Extrait du document>

CAEN
Le Musée des beaux-arts de Caen rend hommage à l’œuvre de la peintre norvégienne, fait de paysages dépouillés et glacés. L’exposition « Passages » reconstitue son périple dans son pays.
Caen. À chacun son Anna-Eva Bergman. Après celle des années d’Antibes où l’artiste s’installe en 1973, présentée au Domaine de Kerguéhennec en 2017, on découvre celle qui s’embarque en 1950 pour le Grand Nord, plus précisément pour la Norvège, son pays natal. L’exposition de Caen suit ses expéditions – elle y revient en 1964 avec Hans Hartung – et l’évolution de sa peinture face au paysage. Bien documenté – photos, carnets de voyage – grâce à Christine Lamothe de la Fondation Hartung-Bergman, commissaire de l’exposition avec Emmanuelle Delapierre, directrice du musée, le parcours chronologique détaille avec une précision extrême chaque phase de cette production picturale.
Ainsi, la première salle met en scène les travaux qui couronnent les tentatives dans le domaine de la non-figuration, entamée par Bergman depuis 1946. Réalisées essentiellement en tempera et encre de Chine, ces petites œuvres, aux surfaces traversées par des diagonales ou des lignes ondulantes, dégagent un fort dynamisme, voire une certaine sensation chaotique. Une riche gamme chromatique, de nombreux effets de transparence, le recours à la feuille d’or qui devient pratiquement son signe de reconnaissance, Bergman cherche son langage artistique.
Pour autant, peut-on parler d’une œuvre originale ? Selon Christine Lamothe, il est important de montrer ces débuts afin de mieux comprendre le trajet de la peintre norvégienne. Certes, mais l’on peut penser que la mise en regard avec les artistes de l’École de Paris de l’après-guerre ou avec les surréalistes, surtout Miró, aurait été utile pour connaître les sources de sa formation.
Quoi qu’il en soit, la rencontre avec la nature, l’ouverture sur les espaces immenses entre mers et montagnes, donne lieu à une peinture puissante, composée de formes unifiées, des blocs de couleur imposants. Plus que peinte, cette œuvre silencieuse semble taillée dans la matière. Jamais illustrative, Bergman réussit à capter le sentiment du voyageur dominé par cette architecture dépouillée et monumentale. Ce que l’on nommerait le sublime.
Pour ce faire, il faut, écrit-elle, « trouver l’expression qui peut suggérer l’atmosphère, l’effet des couleurs ». En somme, il faut simplifier, transposer, se préoccuper de la structure et de la forme au détriment du principe de l’imitation. Cependant, le « passage », pour employer le judicieux titre de l’exposition, se fait en deux temps. Ainsi, les premiers paysages gardent encore des traces de l’énergie débordante qui caractérisait sa période précédente. Même « apprivoisée », cette dernière surgit tantôt par secousses (Finnmark hiver, n° 2-1966), tantôt par une géométrie irrégulière qui anime la composition (Barque, n° 12-1964).

Consigne> Citez l'article sur Anna-Eva Bergman de « Ainsi, la première » à « son langage artistique. ». Les données qui suivent ne sont pas utiles ici.

Lignes de données>
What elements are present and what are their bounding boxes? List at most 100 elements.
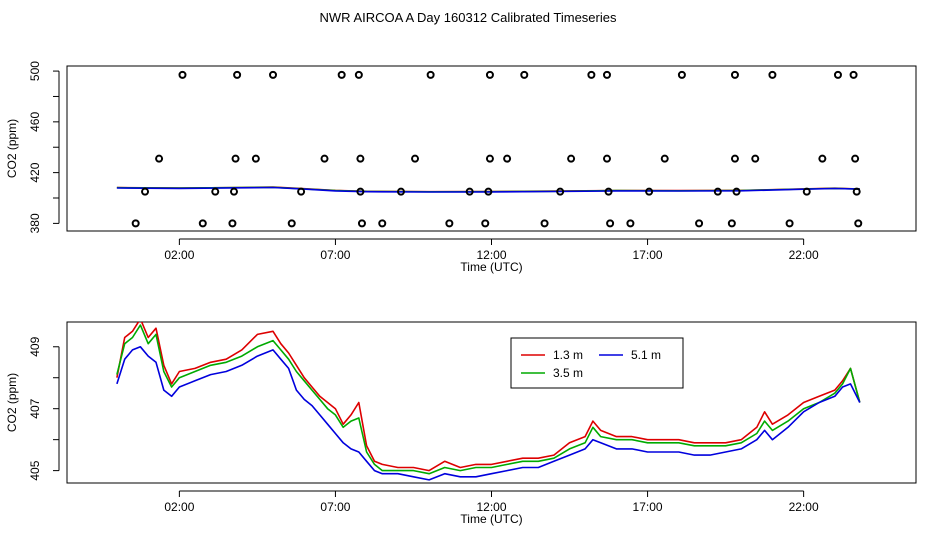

Résultat>
Ainsi, la première salle met en scène les travaux qui couronnent les tentatives dans le domaine de la non-figuration, entamée par Bergman depuis 1946. Réalisées essentiellement en tempera et encre de Chine, ces petites œuvres, aux surfaces traversées par des diagonales ou des lignes ondulantes, dégagent un fort dynamisme, voire une certaine sensation chaotique. Une riche gamme chromatique, de nombreux effets de transparence, le recours à la feuille d’or qui devient pratiquement son signe de reconnaissance, Bergman cherche son langage artistique.